TO DO: Copy all lines that contain the word "обрезать".

---

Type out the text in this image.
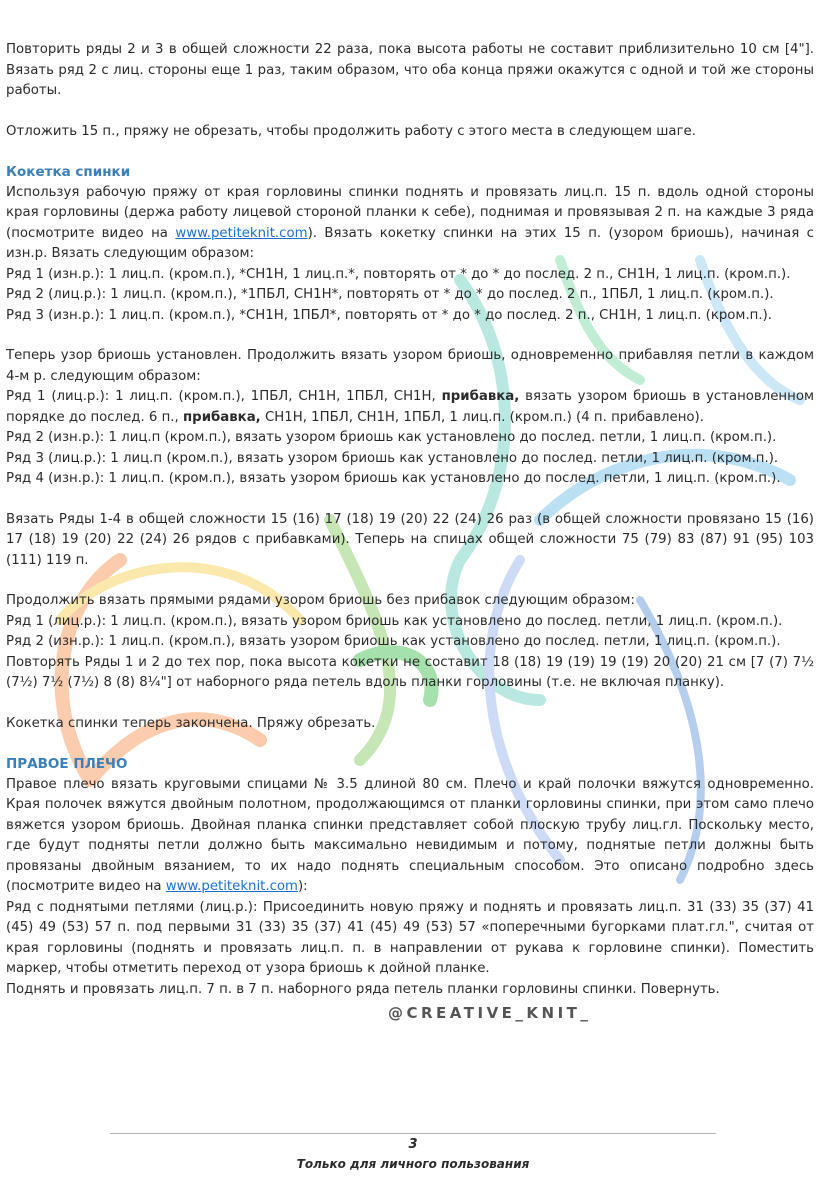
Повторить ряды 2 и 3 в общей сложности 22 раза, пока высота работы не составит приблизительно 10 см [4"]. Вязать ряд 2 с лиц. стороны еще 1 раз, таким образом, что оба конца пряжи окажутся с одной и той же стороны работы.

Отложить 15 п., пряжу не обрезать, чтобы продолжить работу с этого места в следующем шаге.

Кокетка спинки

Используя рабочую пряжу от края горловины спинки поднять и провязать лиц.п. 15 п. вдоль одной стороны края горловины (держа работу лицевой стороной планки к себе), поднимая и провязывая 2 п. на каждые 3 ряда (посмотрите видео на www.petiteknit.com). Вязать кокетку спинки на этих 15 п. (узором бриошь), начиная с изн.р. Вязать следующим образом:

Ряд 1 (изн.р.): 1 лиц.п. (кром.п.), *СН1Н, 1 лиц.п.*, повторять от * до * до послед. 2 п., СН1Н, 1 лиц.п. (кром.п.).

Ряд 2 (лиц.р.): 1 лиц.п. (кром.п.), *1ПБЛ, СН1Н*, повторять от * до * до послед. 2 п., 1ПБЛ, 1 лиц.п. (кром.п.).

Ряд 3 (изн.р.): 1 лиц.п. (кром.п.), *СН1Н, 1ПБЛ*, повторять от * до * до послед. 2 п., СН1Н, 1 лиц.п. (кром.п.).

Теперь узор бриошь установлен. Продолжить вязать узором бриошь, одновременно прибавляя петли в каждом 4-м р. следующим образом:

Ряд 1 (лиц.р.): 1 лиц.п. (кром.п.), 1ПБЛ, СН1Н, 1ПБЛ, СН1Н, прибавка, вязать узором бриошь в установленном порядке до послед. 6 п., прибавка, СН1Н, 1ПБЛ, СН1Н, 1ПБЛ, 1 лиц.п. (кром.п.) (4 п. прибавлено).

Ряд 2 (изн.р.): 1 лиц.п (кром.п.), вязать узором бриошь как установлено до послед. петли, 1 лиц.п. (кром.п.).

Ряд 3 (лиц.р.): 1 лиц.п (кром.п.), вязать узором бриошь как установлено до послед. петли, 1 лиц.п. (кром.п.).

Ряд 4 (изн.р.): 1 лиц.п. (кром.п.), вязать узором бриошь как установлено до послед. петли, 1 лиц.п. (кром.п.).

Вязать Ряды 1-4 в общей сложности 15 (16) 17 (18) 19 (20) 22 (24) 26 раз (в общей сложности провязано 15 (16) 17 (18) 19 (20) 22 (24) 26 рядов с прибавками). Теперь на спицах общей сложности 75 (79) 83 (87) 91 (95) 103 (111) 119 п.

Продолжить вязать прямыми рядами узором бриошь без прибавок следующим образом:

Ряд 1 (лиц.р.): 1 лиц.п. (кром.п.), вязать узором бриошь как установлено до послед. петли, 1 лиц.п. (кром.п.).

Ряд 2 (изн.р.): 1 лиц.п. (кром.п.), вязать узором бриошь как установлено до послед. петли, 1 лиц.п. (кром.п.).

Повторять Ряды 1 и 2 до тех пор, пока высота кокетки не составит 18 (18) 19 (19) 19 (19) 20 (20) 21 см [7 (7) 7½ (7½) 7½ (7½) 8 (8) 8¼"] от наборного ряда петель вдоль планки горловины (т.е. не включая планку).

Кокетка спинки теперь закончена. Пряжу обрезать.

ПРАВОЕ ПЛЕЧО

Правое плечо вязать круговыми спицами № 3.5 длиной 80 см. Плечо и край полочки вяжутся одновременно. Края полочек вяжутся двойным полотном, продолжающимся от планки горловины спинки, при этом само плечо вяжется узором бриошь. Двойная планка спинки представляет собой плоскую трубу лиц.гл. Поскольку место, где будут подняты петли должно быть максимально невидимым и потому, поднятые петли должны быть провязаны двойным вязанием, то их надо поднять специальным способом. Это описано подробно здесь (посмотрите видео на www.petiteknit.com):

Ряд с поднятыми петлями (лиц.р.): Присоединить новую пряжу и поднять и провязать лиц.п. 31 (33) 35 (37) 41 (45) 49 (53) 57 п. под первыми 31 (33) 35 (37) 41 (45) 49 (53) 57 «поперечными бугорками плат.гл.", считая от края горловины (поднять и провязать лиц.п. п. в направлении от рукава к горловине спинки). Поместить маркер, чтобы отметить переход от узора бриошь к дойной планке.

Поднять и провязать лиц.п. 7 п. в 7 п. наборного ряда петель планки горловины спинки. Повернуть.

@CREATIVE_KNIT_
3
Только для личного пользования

---

COMPLETED TASK:
Отложить 15 п., пряжу не обрезать, чтобы продолжить работу с этого места в следующем шаге.
Кокетка спинки теперь закончена. Пряжу обрезать.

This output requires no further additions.